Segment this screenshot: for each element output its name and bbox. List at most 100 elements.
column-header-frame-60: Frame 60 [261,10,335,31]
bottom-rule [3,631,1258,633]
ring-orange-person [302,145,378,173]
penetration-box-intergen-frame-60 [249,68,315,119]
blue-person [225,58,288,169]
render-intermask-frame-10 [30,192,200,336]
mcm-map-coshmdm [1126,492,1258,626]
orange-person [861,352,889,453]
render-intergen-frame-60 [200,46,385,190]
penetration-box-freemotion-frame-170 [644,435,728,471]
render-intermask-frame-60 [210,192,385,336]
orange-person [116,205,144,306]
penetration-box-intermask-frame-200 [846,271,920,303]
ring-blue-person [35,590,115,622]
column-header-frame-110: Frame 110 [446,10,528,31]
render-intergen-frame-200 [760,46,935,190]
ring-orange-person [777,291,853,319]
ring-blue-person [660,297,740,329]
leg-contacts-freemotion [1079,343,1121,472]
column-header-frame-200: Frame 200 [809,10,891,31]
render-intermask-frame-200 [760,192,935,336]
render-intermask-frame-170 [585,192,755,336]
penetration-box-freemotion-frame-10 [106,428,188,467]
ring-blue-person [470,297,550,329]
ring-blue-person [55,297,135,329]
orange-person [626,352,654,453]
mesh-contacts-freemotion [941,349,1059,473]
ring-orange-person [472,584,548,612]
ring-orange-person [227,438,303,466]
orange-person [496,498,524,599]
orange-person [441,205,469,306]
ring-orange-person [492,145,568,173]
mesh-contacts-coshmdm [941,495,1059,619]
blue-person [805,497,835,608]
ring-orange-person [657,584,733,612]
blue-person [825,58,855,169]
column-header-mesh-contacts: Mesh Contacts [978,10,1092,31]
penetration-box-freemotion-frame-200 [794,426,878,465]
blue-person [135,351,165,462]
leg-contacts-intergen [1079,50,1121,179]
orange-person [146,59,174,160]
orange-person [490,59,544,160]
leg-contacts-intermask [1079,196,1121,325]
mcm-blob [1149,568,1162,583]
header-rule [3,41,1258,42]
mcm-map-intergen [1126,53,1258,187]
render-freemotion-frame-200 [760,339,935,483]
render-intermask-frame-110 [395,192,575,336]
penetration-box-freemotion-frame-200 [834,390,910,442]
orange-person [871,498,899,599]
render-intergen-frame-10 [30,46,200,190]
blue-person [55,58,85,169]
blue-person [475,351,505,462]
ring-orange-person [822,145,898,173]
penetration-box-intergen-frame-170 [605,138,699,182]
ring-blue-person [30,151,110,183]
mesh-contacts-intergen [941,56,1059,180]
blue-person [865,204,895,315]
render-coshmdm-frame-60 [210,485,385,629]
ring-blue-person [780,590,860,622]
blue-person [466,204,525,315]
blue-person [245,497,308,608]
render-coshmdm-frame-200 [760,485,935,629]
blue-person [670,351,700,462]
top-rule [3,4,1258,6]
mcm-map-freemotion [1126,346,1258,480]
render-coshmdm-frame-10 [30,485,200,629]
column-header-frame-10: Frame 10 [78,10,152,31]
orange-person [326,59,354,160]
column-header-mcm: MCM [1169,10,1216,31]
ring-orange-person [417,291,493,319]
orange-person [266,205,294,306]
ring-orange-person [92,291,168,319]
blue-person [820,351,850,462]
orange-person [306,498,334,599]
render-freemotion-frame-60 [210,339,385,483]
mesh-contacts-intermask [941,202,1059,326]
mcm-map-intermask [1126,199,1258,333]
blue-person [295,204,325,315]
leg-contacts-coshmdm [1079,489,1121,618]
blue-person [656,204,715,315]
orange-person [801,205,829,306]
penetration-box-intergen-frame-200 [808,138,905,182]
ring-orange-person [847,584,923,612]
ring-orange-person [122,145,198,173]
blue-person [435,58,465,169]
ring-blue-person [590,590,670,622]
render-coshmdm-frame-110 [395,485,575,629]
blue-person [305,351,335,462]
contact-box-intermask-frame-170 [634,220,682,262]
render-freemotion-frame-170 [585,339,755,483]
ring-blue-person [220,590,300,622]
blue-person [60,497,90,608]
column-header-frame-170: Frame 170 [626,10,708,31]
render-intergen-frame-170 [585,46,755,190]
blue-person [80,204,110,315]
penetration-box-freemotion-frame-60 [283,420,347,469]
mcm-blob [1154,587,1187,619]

Do this ::
Rewrite the records above as a Markdown table with two columns, Number and Entry. Give each nonblank line its own row, numbered in order.

Response for this exercise ::
| Number | Entry |
|---|---|
| 1 | Segment this screenshot: for each element output its name and bbox. List at most 100 elements. |
| 2 | column-header-frame-60: Frame 60 [261,10,335,31] |
| 3 | bottom-rule [3,631,1258,633] |
| 4 | ring-orange-person [302,145,378,173] |
| 5 | penetration-box-intergen-frame-60 [249,68,315,119] |
| 6 | blue-person [225,58,288,169] |
| 7 | render-intermask-frame-10 [30,192,200,336] |
| 8 | mcm-map-coshmdm [1126,492,1258,626] |
| 9 | orange-person [861,352,889,453] |
| 10 | render-intergen-frame-60 [200,46,385,190] |
| 11 | penetration-box-freemotion-frame-170 [644,435,728,471] |
| 12 | render-intermask-frame-60 [210,192,385,336] |
| 13 | orange-person [116,205,144,306] |
| 14 | penetration-box-intermask-frame-200 [846,271,920,303] |
| 15 | ring-blue-person [35,590,115,622] |
| 16 | column-header-frame-110: Frame 110 [446,10,528,31] |
| 17 | render-intergen-frame-200 [760,46,935,190] |
| 18 | ring-orange-person [777,291,853,319] |
| 19 | ring-blue-person [660,297,740,329] |
| 20 | leg-contacts-freemotion [1079,343,1121,472] |
| 21 | column-header-frame-200: Frame 200 [809,10,891,31] |
| 22 | render-intermask-frame-200 [760,192,935,336] |
| 23 | render-intermask-frame-170 [585,192,755,336] |
| 24 | penetration-box-freemotion-frame-10 [106,428,188,467] |
| 25 | ring-blue-person [470,297,550,329] |
| 26 | ring-blue-person [55,297,135,329] |
| 27 | orange-person [626,352,654,453] |
| 28 | mesh-contacts-freemotion [941,349,1059,473] |
| 29 | ring-orange-person [472,584,548,612] |
| 30 | ring-orange-person [227,438,303,466] |
| 31 | orange-person [496,498,524,599] |
| 32 | orange-person [441,205,469,306] |
| 33 | ring-orange-person [492,145,568,173] |
| 34 | mesh-contacts-coshmdm [941,495,1059,619] |
| 35 | blue-person [805,497,835,608] |
| 36 | ring-orange-person [657,584,733,612] |
| 37 | blue-person [825,58,855,169] |
| 38 | column-header-mesh-contacts: Mesh Contacts [978,10,1092,31] |
| 39 | penetration-box-freemotion-frame-200 [794,426,878,465] |
| 40 | blue-person [135,351,165,462] |
| 41 | leg-contacts-intergen [1079,50,1121,179] |
| 42 | orange-person [146,59,174,160] |
| 43 | orange-person [490,59,544,160] |
| 44 | leg-contacts-intermask [1079,196,1121,325] |
| 45 | mcm-blob [1149,568,1162,583] |
| 46 | header-rule [3,41,1258,42] |
| 47 | mcm-map-intergen [1126,53,1258,187] |
| 48 | render-freemotion-frame-200 [760,339,935,483] |
| 49 | render-intermask-frame-110 [395,192,575,336] |
| 50 | penetration-box-freemotion-frame-200 [834,390,910,442] |
| 51 | orange-person [871,498,899,599] |
| 52 | render-intergen-frame-10 [30,46,200,190] |
| 53 | blue-person [55,58,85,169] |
| 54 | blue-person [475,351,505,462] |
| 55 | ring-orange-person [822,145,898,173] |
| 56 | penetration-box-intergen-frame-170 [605,138,699,182] |
| 57 | ring-blue-person [30,151,110,183] |
| 58 | mesh-contacts-intergen [941,56,1059,180] |
| 59 | blue-person [865,204,895,315] |
| 60 | render-coshmdm-frame-60 [210,485,385,629] |
| 61 | ring-blue-person [780,590,860,622] |
| 62 | blue-person [466,204,525,315] |
| 63 | blue-person [245,497,308,608] |
| 64 | render-coshmdm-frame-200 [760,485,935,629] |
| 65 | blue-person [670,351,700,462] |
| 66 | top-rule [3,4,1258,6] |
| 67 | mcm-map-freemotion [1126,346,1258,480] |
| 68 | render-coshmdm-frame-10 [30,485,200,629] |
| 69 | column-header-frame-10: Frame 10 [78,10,152,31] |
| 70 | orange-person [326,59,354,160] |
| 71 | column-header-mcm: MCM [1169,10,1216,31] |
| 72 | ring-orange-person [417,291,493,319] |
| 73 | orange-person [266,205,294,306] |
| 74 | ring-orange-person [92,291,168,319] |
| 75 | blue-person [820,351,850,462] |
| 76 | orange-person [306,498,334,599] |
| 77 | render-freemotion-frame-60 [210,339,385,483] |
| 78 | mesh-contacts-intermask [941,202,1059,326] |
| 79 | mcm-map-intermask [1126,199,1258,333] |
| 80 | blue-person [295,204,325,315] |
| 81 | leg-contacts-coshmdm [1079,489,1121,618] |
| 82 | blue-person [656,204,715,315] |
| 83 | orange-person [801,205,829,306] |
| 84 | penetration-box-intergen-frame-200 [808,138,905,182] |
| 85 | ring-orange-person [847,584,923,612] |
| 86 | ring-orange-person [122,145,198,173] |
| 87 | blue-person [435,58,465,169] |
| 88 | ring-blue-person [590,590,670,622] |
| 89 | render-coshmdm-frame-110 [395,485,575,629] |
| 90 | blue-person [305,351,335,462] |
| 91 | contact-box-intermask-frame-170 [634,220,682,262] |
| 92 | render-freemotion-frame-170 [585,339,755,483] |
| 93 | ring-blue-person [220,590,300,622] |
| 94 | blue-person [60,497,90,608] |
| 95 | column-header-frame-170: Frame 170 [626,10,708,31] |
| 96 | render-intergen-frame-170 [585,46,755,190] |
| 97 | blue-person [80,204,110,315] |
| 98 | penetration-box-freemotion-frame-60 [283,420,347,469] |
| 99 | mcm-blob [1154,587,1187,619] |